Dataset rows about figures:
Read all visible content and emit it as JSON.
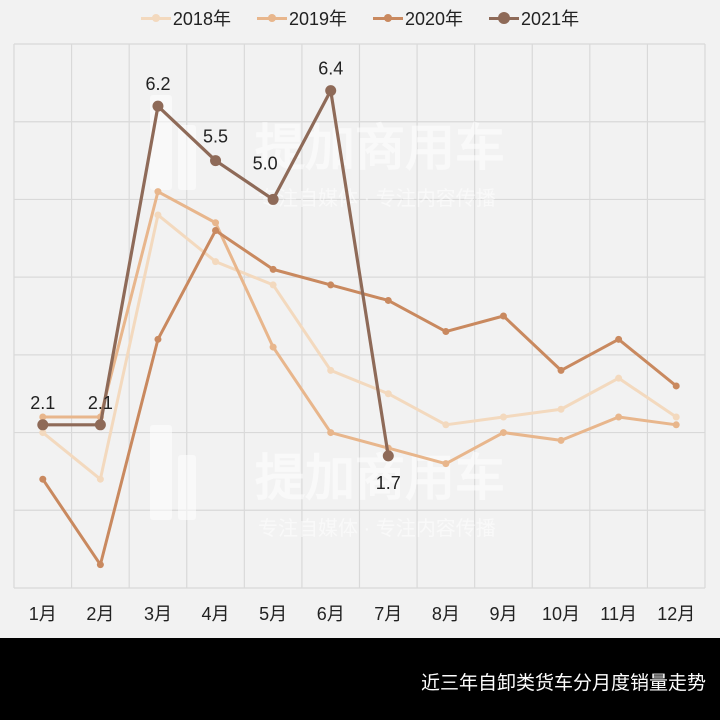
{
  "chart_data": {
    "type": "line",
    "title": "近三年自卸类货车分月度销量走势",
    "xlabel": "",
    "ylabel": "",
    "categories": [
      "1月",
      "2月",
      "3月",
      "4月",
      "5月",
      "6月",
      "7月",
      "8月",
      "9月",
      "10月",
      "11月",
      "12月"
    ],
    "ylim": [
      0,
      7
    ],
    "grid": true,
    "y_tick_labels_visible": false,
    "legend_position": "top",
    "series": [
      {
        "name": "2018年",
        "color": "#F3D9BE",
        "values": [
          2.0,
          1.4,
          4.8,
          4.2,
          3.9,
          2.8,
          2.5,
          2.1,
          2.2,
          2.3,
          2.7,
          2.2
        ]
      },
      {
        "name": "2019年",
        "color": "#E8B68C",
        "values": [
          2.2,
          2.2,
          5.1,
          4.7,
          3.1,
          2.0,
          1.8,
          1.6,
          2.0,
          1.9,
          2.2,
          2.1
        ]
      },
      {
        "name": "2020年",
        "color": "#C9895F",
        "values": [
          1.4,
          0.3,
          3.2,
          4.6,
          4.1,
          3.9,
          3.7,
          3.3,
          3.5,
          2.8,
          3.2,
          2.6
        ]
      },
      {
        "name": "2021年",
        "color": "#8E6A58",
        "values": [
          2.1,
          2.1,
          6.2,
          5.5,
          5.0,
          6.4,
          1.7,
          null,
          null,
          null,
          null,
          null
        ],
        "data_labels": [
          "2.1",
          "2.1",
          "6.2",
          "5.5",
          "5.0",
          "6.4",
          "1.7"
        ]
      }
    ],
    "annotations": []
  },
  "watermark": {
    "title": "提加商用车",
    "subtitle": "专注自媒体 · 专注内容传播"
  },
  "caption": "近三年自卸类货车分月度销量走势"
}
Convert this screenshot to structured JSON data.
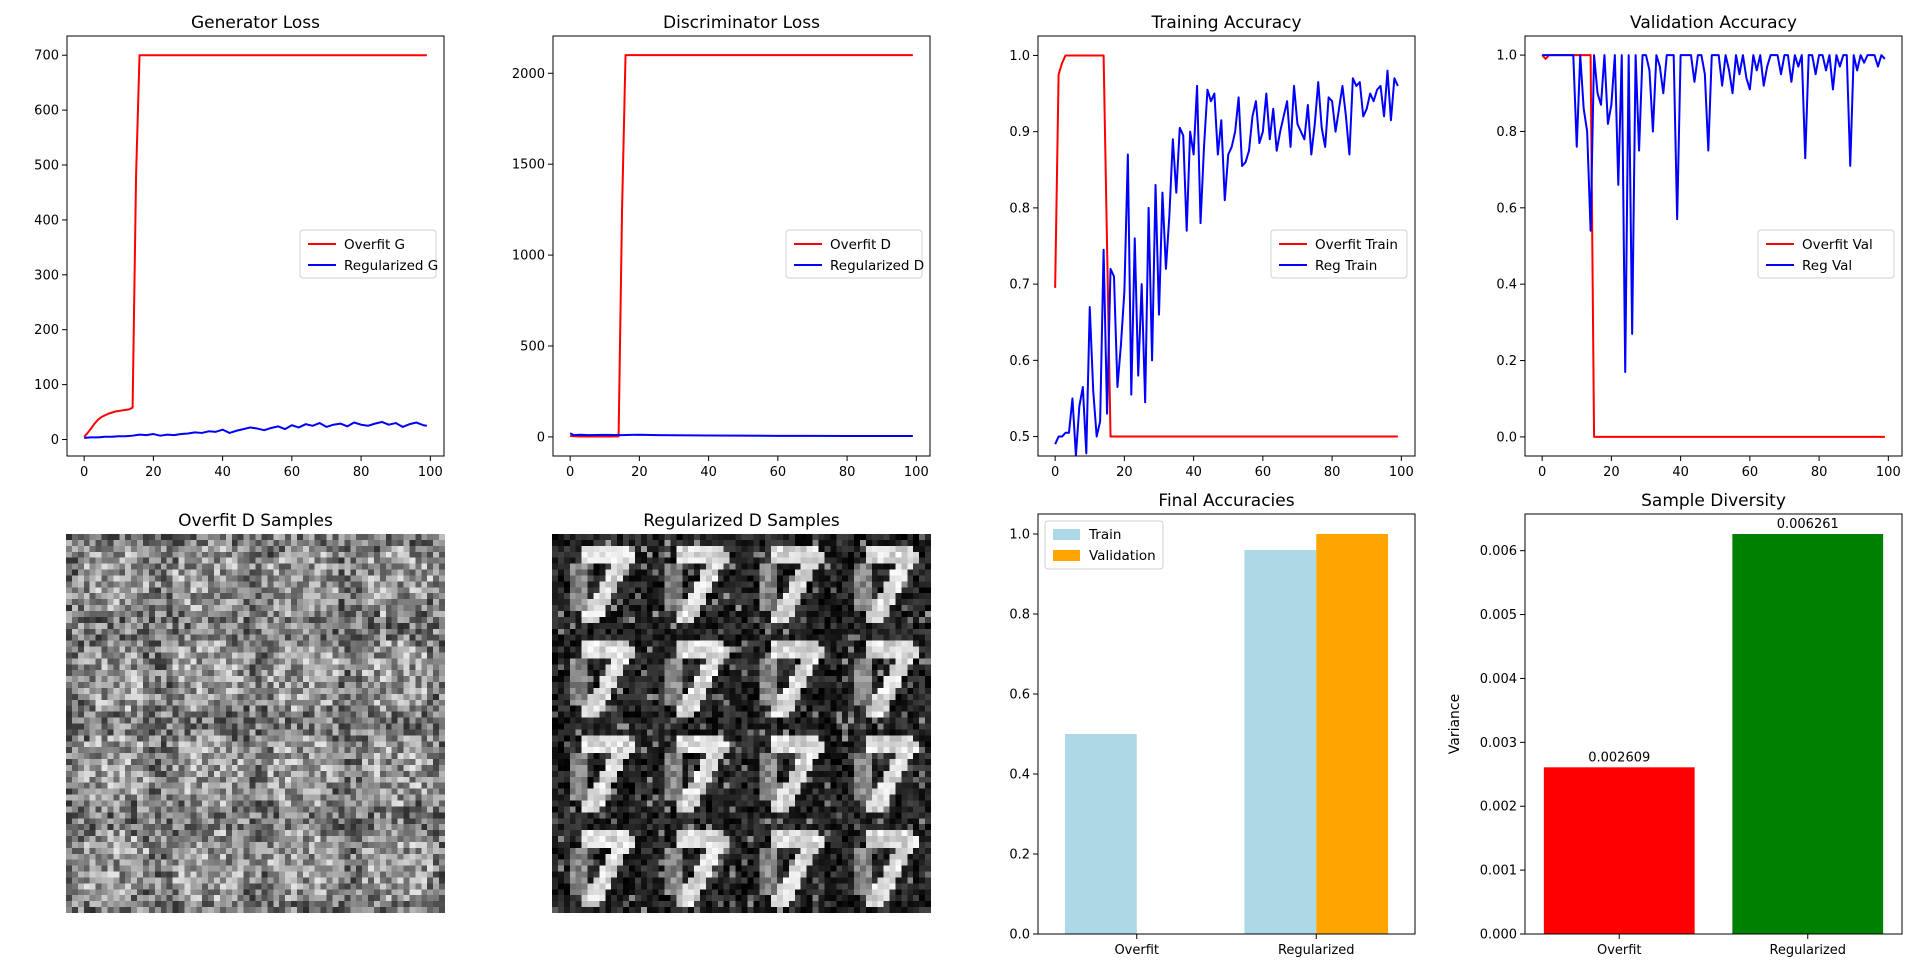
{
  "colors": {
    "overfit_line": "#ff0000",
    "regularized_line": "#0000ff",
    "train_bar": "#add8e6",
    "validation_bar": "#ffa500",
    "overfit_bar": "#ff0000",
    "regularized_bar": "#008000"
  },
  "chart_data": [
    {
      "id": "generator_loss",
      "type": "line",
      "title": "Generator Loss",
      "xlabel": "",
      "ylabel": "",
      "xlim": [
        -4.95,
        103.95
      ],
      "ylim": [
        -30,
        735
      ],
      "x_ticks": [
        0,
        20,
        40,
        60,
        80,
        100
      ],
      "y_ticks": [
        0,
        100,
        200,
        300,
        400,
        500,
        600,
        700
      ],
      "legend": "center-right",
      "grid": false,
      "series": [
        {
          "name": "Overfit G",
          "color": "overfit_line",
          "x": [
            0,
            1,
            2,
            3,
            4,
            5,
            6,
            7,
            8,
            9,
            10,
            11,
            12,
            13,
            14,
            15,
            16,
            17,
            20,
            40,
            60,
            80,
            99
          ],
          "y": [
            5,
            12,
            20,
            29,
            36,
            41,
            44,
            47,
            49,
            51,
            52,
            53,
            54,
            55,
            58,
            480,
            700,
            700,
            700,
            700,
            700,
            700,
            700
          ]
        },
        {
          "name": "Regularized G",
          "color": "regularized_line",
          "x": [
            0,
            2,
            4,
            6,
            8,
            10,
            12,
            14,
            16,
            18,
            20,
            22,
            24,
            26,
            28,
            30,
            32,
            34,
            36,
            38,
            40,
            42,
            44,
            46,
            48,
            50,
            52,
            54,
            56,
            58,
            60,
            62,
            64,
            66,
            68,
            70,
            72,
            74,
            76,
            78,
            80,
            82,
            84,
            86,
            88,
            90,
            92,
            94,
            96,
            98,
            99
          ],
          "y": [
            3,
            4,
            4,
            5,
            5,
            6,
            6,
            7,
            9,
            8,
            10,
            7,
            9,
            8,
            10,
            11,
            13,
            12,
            15,
            14,
            18,
            12,
            16,
            19,
            22,
            20,
            17,
            21,
            24,
            19,
            26,
            22,
            28,
            25,
            30,
            23,
            27,
            29,
            24,
            31,
            27,
            25,
            29,
            32,
            27,
            30,
            23,
            28,
            31,
            26,
            25
          ]
        }
      ]
    },
    {
      "id": "discriminator_loss",
      "type": "line",
      "title": "Discriminator Loss",
      "xlabel": "",
      "ylabel": "",
      "xlim": [
        -4.95,
        103.95
      ],
      "ylim": [
        -105,
        2205
      ],
      "x_ticks": [
        0,
        20,
        40,
        60,
        80,
        100
      ],
      "y_ticks": [
        0,
        500,
        1000,
        1500,
        2000
      ],
      "legend": "center-right",
      "grid": false,
      "series": [
        {
          "name": "Overfit D",
          "color": "overfit_line",
          "x": [
            0,
            2,
            4,
            6,
            8,
            10,
            12,
            14,
            15,
            16,
            17,
            20,
            40,
            60,
            80,
            99
          ],
          "y": [
            5,
            3,
            2,
            2,
            2,
            2,
            2,
            3,
            1250,
            2100,
            2100,
            2100,
            2100,
            2100,
            2100,
            2100
          ]
        },
        {
          "name": "Regularized D",
          "color": "regularized_line",
          "x": [
            0,
            1,
            3,
            5,
            10,
            15,
            20,
            25,
            30,
            40,
            50,
            60,
            70,
            80,
            90,
            99
          ],
          "y": [
            20,
            10,
            12,
            10,
            11,
            10,
            12,
            10,
            9,
            8,
            7,
            6,
            6,
            5,
            5,
            5
          ]
        }
      ]
    },
    {
      "id": "training_accuracy",
      "type": "line",
      "title": "Training Accuracy",
      "xlabel": "",
      "ylabel": "",
      "xlim": [
        -4.95,
        103.95
      ],
      "ylim": [
        0.4745,
        1.0255
      ],
      "x_ticks": [
        0,
        20,
        40,
        60,
        80,
        100
      ],
      "y_ticks": [
        0.5,
        0.6,
        0.7,
        0.8,
        0.9,
        1.0
      ],
      "legend": "center-right",
      "grid": false,
      "series": [
        {
          "name": "Overfit Train",
          "color": "overfit_line",
          "x": [
            0,
            1,
            2,
            3,
            4,
            5,
            6,
            7,
            8,
            9,
            10,
            11,
            12,
            13,
            14,
            15,
            16,
            20,
            40,
            60,
            80,
            99
          ],
          "y": [
            0.695,
            0.975,
            0.99,
            1.0,
            1.0,
            1.0,
            1.0,
            1.0,
            1.0,
            1.0,
            1.0,
            1.0,
            1.0,
            1.0,
            1.0,
            0.75,
            0.5,
            0.5,
            0.5,
            0.5,
            0.5,
            0.5
          ]
        },
        {
          "name": "Reg Train",
          "color": "regularized_line",
          "x": [
            0,
            1,
            2,
            3,
            4,
            5,
            6,
            7,
            8,
            9,
            10,
            11,
            12,
            13,
            14,
            15,
            16,
            17,
            18,
            19,
            20,
            21,
            22,
            23,
            24,
            25,
            26,
            27,
            28,
            29,
            30,
            31,
            32,
            33,
            34,
            35,
            36,
            37,
            38,
            39,
            40,
            41,
            42,
            43,
            44,
            45,
            46,
            47,
            48,
            49,
            50,
            51,
            52,
            53,
            54,
            55,
            56,
            57,
            58,
            59,
            60,
            61,
            62,
            63,
            64,
            65,
            66,
            67,
            68,
            69,
            70,
            71,
            72,
            73,
            74,
            75,
            76,
            77,
            78,
            79,
            80,
            81,
            82,
            83,
            84,
            85,
            86,
            87,
            88,
            89,
            90,
            91,
            92,
            93,
            94,
            95,
            96,
            97,
            98,
            99
          ],
          "y": [
            0.49,
            0.5,
            0.5,
            0.505,
            0.505,
            0.55,
            0.475,
            0.54,
            0.565,
            0.478,
            0.67,
            0.56,
            0.5,
            0.52,
            0.745,
            0.53,
            0.72,
            0.71,
            0.565,
            0.62,
            0.69,
            0.87,
            0.555,
            0.76,
            0.58,
            0.7,
            0.545,
            0.8,
            0.6,
            0.83,
            0.66,
            0.82,
            0.72,
            0.79,
            0.89,
            0.82,
            0.905,
            0.895,
            0.77,
            0.9,
            0.87,
            0.96,
            0.78,
            0.88,
            0.955,
            0.94,
            0.95,
            0.87,
            0.915,
            0.81,
            0.87,
            0.88,
            0.9,
            0.945,
            0.855,
            0.86,
            0.875,
            0.92,
            0.94,
            0.885,
            0.9,
            0.95,
            0.89,
            0.93,
            0.875,
            0.9,
            0.92,
            0.94,
            0.88,
            0.96,
            0.91,
            0.9,
            0.89,
            0.935,
            0.87,
            0.91,
            0.965,
            0.905,
            0.88,
            0.945,
            0.94,
            0.9,
            0.93,
            0.96,
            0.92,
            0.87,
            0.97,
            0.96,
            0.965,
            0.92,
            0.93,
            0.95,
            0.94,
            0.955,
            0.96,
            0.92,
            0.98,
            0.915,
            0.97,
            0.96
          ]
        }
      ]
    },
    {
      "id": "validation_accuracy",
      "type": "line",
      "title": "Validation Accuracy",
      "xlabel": "",
      "ylabel": "",
      "xlim": [
        -4.95,
        103.95
      ],
      "ylim": [
        -0.05,
        1.05
      ],
      "x_ticks": [
        0,
        20,
        40,
        60,
        80,
        100
      ],
      "y_ticks": [
        0.0,
        0.2,
        0.4,
        0.6,
        0.8,
        1.0
      ],
      "legend": "center-right",
      "grid": false,
      "series": [
        {
          "name": "Overfit Val",
          "color": "overfit_line",
          "x": [
            0,
            1,
            2,
            3,
            4,
            5,
            6,
            7,
            8,
            9,
            10,
            11,
            12,
            13,
            14,
            15,
            16,
            20,
            40,
            60,
            80,
            99
          ],
          "y": [
            1.0,
            0.99,
            1.0,
            1.0,
            1.0,
            1.0,
            1.0,
            1.0,
            1.0,
            1.0,
            1.0,
            1.0,
            1.0,
            1.0,
            1.0,
            0.0,
            0.0,
            0.0,
            0.0,
            0.0,
            0.0,
            0.0
          ]
        },
        {
          "name": "Reg Val",
          "color": "regularized_line",
          "x": [
            0,
            1,
            2,
            3,
            4,
            5,
            6,
            7,
            8,
            9,
            10,
            11,
            12,
            13,
            14,
            15,
            16,
            17,
            18,
            19,
            20,
            21,
            22,
            23,
            24,
            25,
            26,
            27,
            28,
            29,
            30,
            31,
            32,
            33,
            34,
            35,
            36,
            37,
            38,
            39,
            40,
            41,
            42,
            43,
            44,
            45,
            46,
            47,
            48,
            49,
            50,
            51,
            52,
            53,
            54,
            55,
            56,
            57,
            58,
            59,
            60,
            61,
            62,
            63,
            64,
            65,
            66,
            67,
            68,
            69,
            70,
            71,
            72,
            73,
            74,
            75,
            76,
            77,
            78,
            79,
            80,
            81,
            82,
            83,
            84,
            85,
            86,
            87,
            88,
            89,
            90,
            91,
            92,
            93,
            94,
            95,
            96,
            97,
            98,
            99
          ],
          "y": [
            1.0,
            1.0,
            1.0,
            1.0,
            1.0,
            1.0,
            1.0,
            1.0,
            1.0,
            1.0,
            0.76,
            1.0,
            0.86,
            0.8,
            0.54,
            1.0,
            0.9,
            0.87,
            1.0,
            0.82,
            0.87,
            1.0,
            0.66,
            1.0,
            0.17,
            1.0,
            0.27,
            1.0,
            0.75,
            1.0,
            1.0,
            0.96,
            0.8,
            1.0,
            0.97,
            0.9,
            1.0,
            1.0,
            1.0,
            0.57,
            1.0,
            1.0,
            1.0,
            1.0,
            0.93,
            1.0,
            1.0,
            0.95,
            0.75,
            1.0,
            1.0,
            1.0,
            0.92,
            1.0,
            0.96,
            0.9,
            1.0,
            0.95,
            1.0,
            0.94,
            0.91,
            1.0,
            0.96,
            1.0,
            0.92,
            0.97,
            1.0,
            1.0,
            1.0,
            0.95,
            1.0,
            1.0,
            0.93,
            1.0,
            0.97,
            1.0,
            0.73,
            1.0,
            1.0,
            0.95,
            1.0,
            1.0,
            0.96,
            1.0,
            0.91,
            1.0,
            0.97,
            1.0,
            1.0,
            0.71,
            1.0,
            0.96,
            1.0,
            0.98,
            1.0,
            1.0,
            1.0,
            0.97,
            1.0,
            0.99
          ]
        }
      ]
    },
    {
      "id": "overfit_samples",
      "type": "heatmap",
      "title": "Overfit D Samples",
      "grid_layout": [
        4,
        4
      ],
      "pixels_per_cell": 16,
      "colormap": "gray",
      "pattern": "noisy-gray"
    },
    {
      "id": "regularized_samples",
      "type": "heatmap",
      "title": "Regularized D Samples",
      "grid_layout": [
        4,
        4
      ],
      "pixels_per_cell": 16,
      "colormap": "gray",
      "pattern": "digit-seven"
    },
    {
      "id": "final_accuracies",
      "type": "bar",
      "title": "Final Accuracies",
      "xlabel": "",
      "ylabel": "",
      "categories": [
        "Overfit",
        "Regularized"
      ],
      "ylim": [
        0,
        1.05
      ],
      "y_ticks": [
        0.0,
        0.2,
        0.4,
        0.6,
        0.8,
        1.0
      ],
      "legend": "top-left",
      "grid": false,
      "series": [
        {
          "name": "Train",
          "color": "train_bar",
          "values": [
            0.5,
            0.96
          ]
        },
        {
          "name": "Validation",
          "color": "validation_bar",
          "values": [
            0.0,
            1.0
          ]
        }
      ]
    },
    {
      "id": "sample_diversity",
      "type": "bar",
      "title": "Sample Diversity",
      "xlabel": "",
      "ylabel": "Variance",
      "categories": [
        "Overfit",
        "Regularized"
      ],
      "values": [
        0.002609,
        0.006261
      ],
      "value_labels": [
        "0.002609",
        "0.006261"
      ],
      "bar_colors": [
        "overfit_bar",
        "regularized_bar"
      ],
      "ylim": [
        0,
        0.006574
      ],
      "y_ticks": [
        0.0,
        0.001,
        0.002,
        0.003,
        0.004,
        0.005,
        0.006
      ],
      "grid": false
    }
  ]
}
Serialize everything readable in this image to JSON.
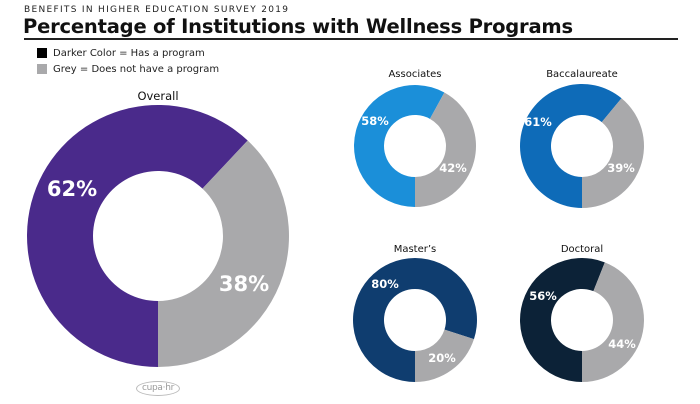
{
  "header": {
    "subtitle": "BENEFITS IN HIGHER EDUCATION SURVEY 2019",
    "title": "Percentage of Institutions with Wellness Programs"
  },
  "legend": [
    {
      "label": "Darker Color = Has a program",
      "color": "#000000"
    },
    {
      "label": "Grey = Does not have a program",
      "color": "#a9a9ab"
    }
  ],
  "logo": {
    "text": "cupa·hr"
  },
  "chart_data": [
    {
      "type": "pie",
      "title": "Overall",
      "categories": [
        "Has a program",
        "Does not have a program"
      ],
      "values": [
        62,
        38
      ],
      "labels": [
        "62%",
        "38%"
      ],
      "colors": [
        "#4a2a8b",
        "#a9a9ab"
      ]
    },
    {
      "type": "pie",
      "title": "Associates",
      "categories": [
        "Has a program",
        "Does not have a program"
      ],
      "values": [
        58,
        42
      ],
      "labels": [
        "58%",
        "42%"
      ],
      "colors": [
        "#1b8fd9",
        "#a9a9ab"
      ]
    },
    {
      "type": "pie",
      "title": "Baccalaureate",
      "categories": [
        "Has a program",
        "Does not have a program"
      ],
      "values": [
        61,
        39
      ],
      "labels": [
        "61%",
        "39%"
      ],
      "colors": [
        "#0e6bb8",
        "#a9a9ab"
      ]
    },
    {
      "type": "pie",
      "title": "Master’s",
      "categories": [
        "Has a program",
        "Does not have a program"
      ],
      "values": [
        80,
        20
      ],
      "labels": [
        "80%",
        "20%"
      ],
      "colors": [
        "#0f3d6f",
        "#a9a9ab"
      ]
    },
    {
      "type": "pie",
      "title": "Doctoral",
      "categories": [
        "Has a program",
        "Does not have a program"
      ],
      "values": [
        56,
        44
      ],
      "labels": [
        "56%",
        "44%"
      ],
      "colors": [
        "#0c2237",
        "#a9a9ab"
      ]
    }
  ]
}
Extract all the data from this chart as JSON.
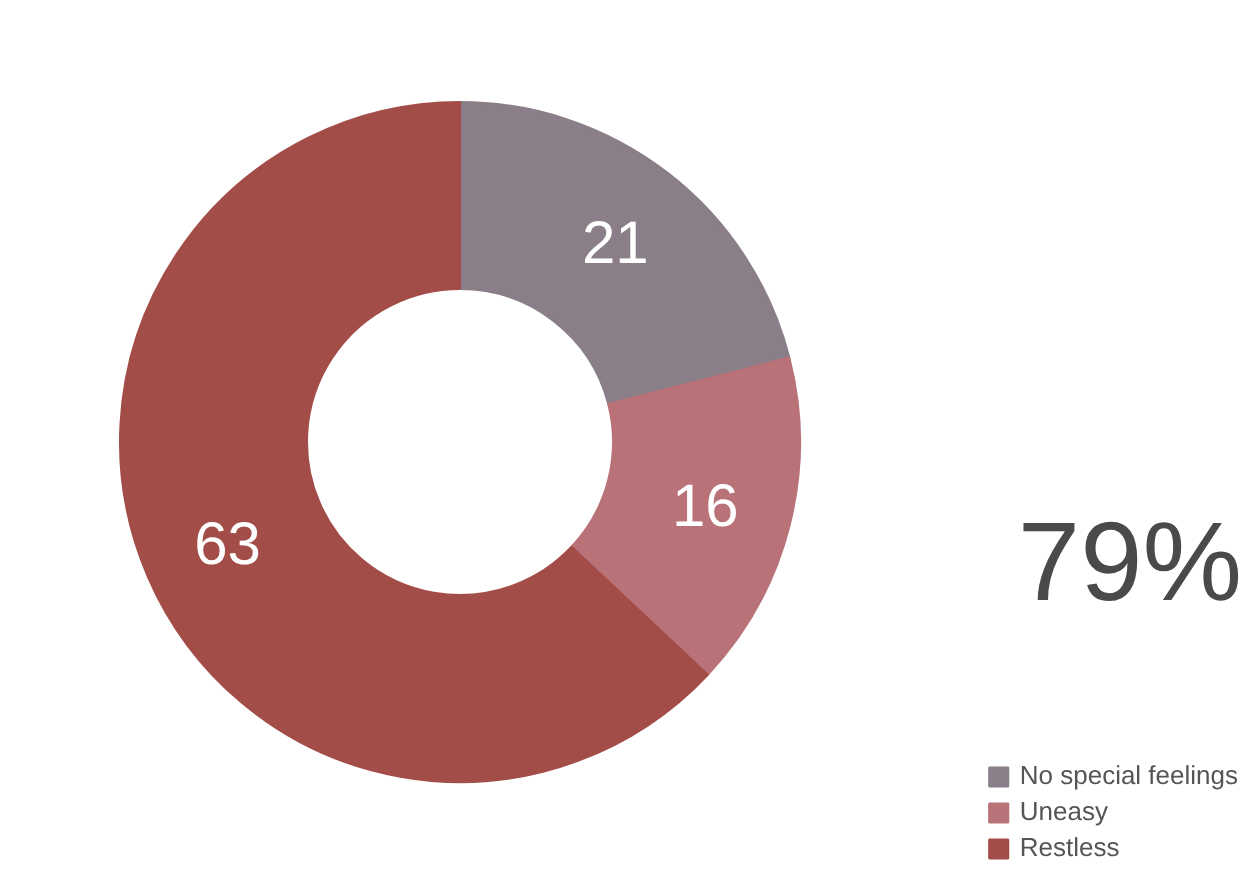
{
  "chart_data": {
    "type": "donut",
    "categories": [
      "No special feelings",
      "Uneasy",
      "Restless"
    ],
    "values": [
      21,
      16,
      63
    ],
    "colors": [
      "#8a7f88",
      "#b87278",
      "#a34d48"
    ],
    "data_labels": true,
    "legend": "bottom right",
    "annotations": [
      "79%"
    ]
  }
}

Request »
Please output exactly the lines from the line containing "Extract all the data from this chart as JSON." through the last line of the records above, both included, and leave out any pictures.

In response »
Extract all the data from this chart as JSON.
{
  "chart_data": {
    "type": "donut",
    "categories": [
      "No special feelings",
      "Uneasy",
      "Restless"
    ],
    "values": [
      21,
      16,
      63
    ],
    "colors": [
      "#8a7f88",
      "#b87278",
      "#a34d48"
    ],
    "data_labels": true,
    "legend": "bottom right",
    "annotations": [
      "79%"
    ]
  }
}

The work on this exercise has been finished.